#### [What the exercise asks]
Print the listing as it stands, omitting all images.

[Extracts from a graphics dataset]
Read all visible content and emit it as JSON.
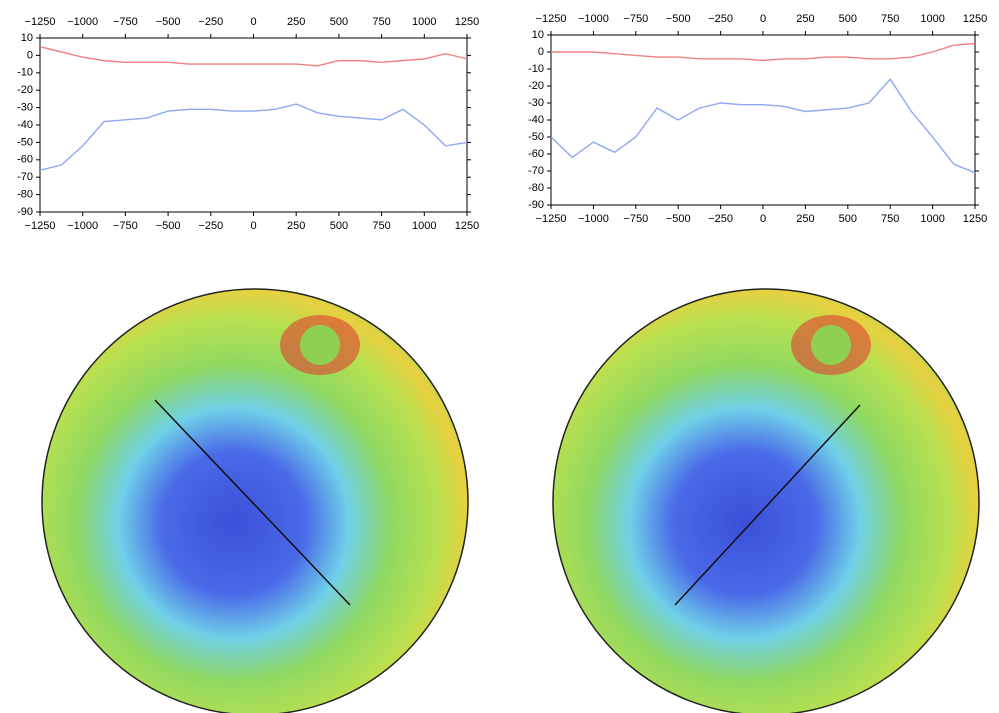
{
  "chart_data": [
    {
      "type": "line",
      "x": [
        -1250,
        -1125,
        -1000,
        -875,
        -750,
        -625,
        -500,
        -375,
        -250,
        -125,
        0,
        125,
        250,
        375,
        500,
        625,
        750,
        875,
        1000,
        1125,
        1250
      ],
      "series": [
        {
          "color": "#f08080",
          "values": [
            5,
            2,
            -1,
            -3,
            -4,
            -4,
            -4,
            -5,
            -5,
            -5,
            -5,
            -5,
            -5,
            -6,
            -3,
            -3,
            -4,
            -3,
            -2,
            1,
            -2
          ]
        },
        {
          "color": "#8fa8f0",
          "values": [
            -66,
            -63,
            -52,
            -38,
            -37,
            -36,
            -32,
            -31,
            -31,
            -32,
            -32,
            -31,
            -28,
            -33,
            -35,
            -36,
            -37,
            -31,
            -40,
            -52,
            -50
          ]
        }
      ],
      "xlim": [
        -1250,
        1250
      ],
      "xticks": [
        {
          "value": -1250,
          "label": "−1250"
        },
        {
          "value": -1000,
          "label": "−1000"
        },
        {
          "value": -750,
          "label": "−750"
        },
        {
          "value": -500,
          "label": "−500"
        },
        {
          "value": -250,
          "label": "−250"
        },
        0,
        250,
        500,
        750,
        1000,
        1250
      ],
      "ylim": [
        -90,
        10
      ],
      "yticks": [
        -90,
        -80,
        -70,
        -60,
        -50,
        -40,
        -30,
        -20,
        -10,
        0,
        10
      ]
    },
    {
      "type": "line",
      "x": [
        -1250,
        -1125,
        -1000,
        -875,
        -750,
        -625,
        -500,
        -375,
        -250,
        -125,
        0,
        125,
        250,
        375,
        500,
        625,
        750,
        875,
        1000,
        1125,
        1250
      ],
      "series": [
        {
          "color": "#f08080",
          "values": [
            0,
            0,
            0,
            -1,
            -2,
            -3,
            -3,
            -4,
            -4,
            -4,
            -5,
            -4,
            -4,
            -3,
            -3,
            -4,
            -4,
            -3,
            0,
            4,
            5
          ]
        },
        {
          "color": "#8fa8f0",
          "values": [
            -50,
            -62,
            -53,
            -59,
            -50,
            -33,
            -40,
            -33,
            -30,
            -31,
            -31,
            -32,
            -35,
            -34,
            -33,
            -30,
            -16,
            -35,
            -50,
            -66,
            -71
          ]
        }
      ],
      "xlim": [
        -1250,
        1250
      ],
      "xticks": [
        {
          "value": -1250,
          "label": "−1250"
        },
        {
          "value": -1000,
          "label": "−1000"
        },
        {
          "value": -750,
          "label": "−750"
        },
        {
          "value": -500,
          "label": "−500"
        },
        {
          "value": -250,
          "label": "−250"
        },
        0,
        250,
        500,
        750,
        1000,
        1250
      ],
      "ylim": [
        -90,
        10
      ],
      "yticks": [
        -90,
        -80,
        -70,
        -60,
        -50,
        -40,
        -30,
        -20,
        -10,
        0,
        10
      ]
    }
  ]
}
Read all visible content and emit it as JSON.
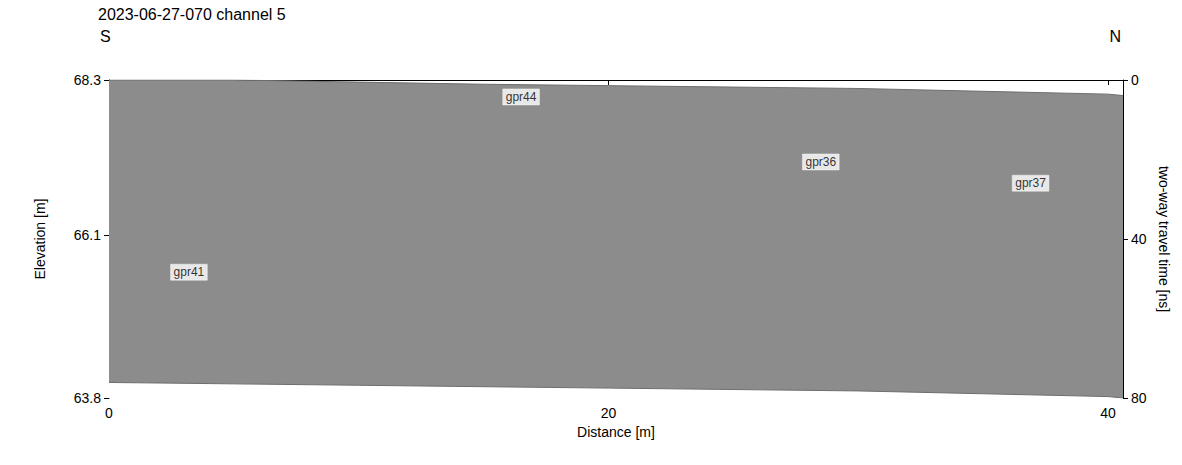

#### [Output of the task]
Read all visible content and emit it as JSON.
{
  "chart_data": [
    {
      "type": "line",
      "x": [
        -1250,
        -1125,
        -1000,
        -875,
        -750,
        -625,
        -500,
        -375,
        -250,
        -125,
        0,
        125,
        250,
        375,
        500,
        625,
        750,
        875,
        1000,
        1125,
        1250
      ],
      "series": [
        {
          "color": "#f08080",
          "values": [
            5,
            2,
            -1,
            -3,
            -4,
            -4,
            -4,
            -5,
            -5,
            -5,
            -5,
            -5,
            -5,
            -6,
            -3,
            -3,
            -4,
            -3,
            -2,
            1,
            -2
          ]
        },
        {
          "color": "#8fa8f0",
          "values": [
            -66,
            -63,
            -52,
            -38,
            -37,
            -36,
            -32,
            -31,
            -31,
            -32,
            -32,
            -31,
            -28,
            -33,
            -35,
            -36,
            -37,
            -31,
            -40,
            -52,
            -50
          ]
        }
      ],
      "xlim": [
        -1250,
        1250
      ],
      "xticks": [
        {
          "value": -1250,
          "label": "−1250"
        },
        {
          "value": -1000,
          "label": "−1000"
        },
        {
          "value": -750,
          "label": "−750"
        },
        {
          "value": -500,
          "label": "−500"
        },
        {
          "value": -250,
          "label": "−250"
        },
        0,
        250,
        500,
        750,
        1000,
        1250
      ],
      "ylim": [
        -90,
        10
      ],
      "yticks": [
        -90,
        -80,
        -70,
        -60,
        -50,
        -40,
        -30,
        -20,
        -10,
        0,
        10
      ]
    },
    {
      "type": "line",
      "x": [
        -1250,
        -1125,
        -1000,
        -875,
        -750,
        -625,
        -500,
        -375,
        -250,
        -125,
        0,
        125,
        250,
        375,
        500,
        625,
        750,
        875,
        1000,
        1125,
        1250
      ],
      "series": [
        {
          "color": "#f08080",
          "values": [
            0,
            0,
            0,
            -1,
            -2,
            -3,
            -3,
            -4,
            -4,
            -4,
            -5,
            -4,
            -4,
            -3,
            -3,
            -4,
            -4,
            -3,
            0,
            4,
            5
          ]
        },
        {
          "color": "#8fa8f0",
          "values": [
            -50,
            -62,
            -53,
            -59,
            -50,
            -33,
            -40,
            -33,
            -30,
            -31,
            -31,
            -32,
            -35,
            -34,
            -33,
            -30,
            -16,
            -35,
            -50,
            -66,
            -71
          ]
        }
      ],
      "xlim": [
        -1250,
        1250
      ],
      "xticks": [
        {
          "value": -1250,
          "label": "−1250"
        },
        {
          "value": -1000,
          "label": "−1000"
        },
        {
          "value": -750,
          "label": "−750"
        },
        {
          "value": -500,
          "label": "−500"
        },
        {
          "value": -250,
          "label": "−250"
        },
        0,
        250,
        500,
        750,
        1000,
        1250
      ],
      "ylim": [
        -90,
        10
      ],
      "yticks": [
        -90,
        -80,
        -70,
        -60,
        -50,
        -40,
        -30,
        -20,
        -10,
        0,
        10
      ]
    }
  ]
}
Read all visible content and emit it as JSON.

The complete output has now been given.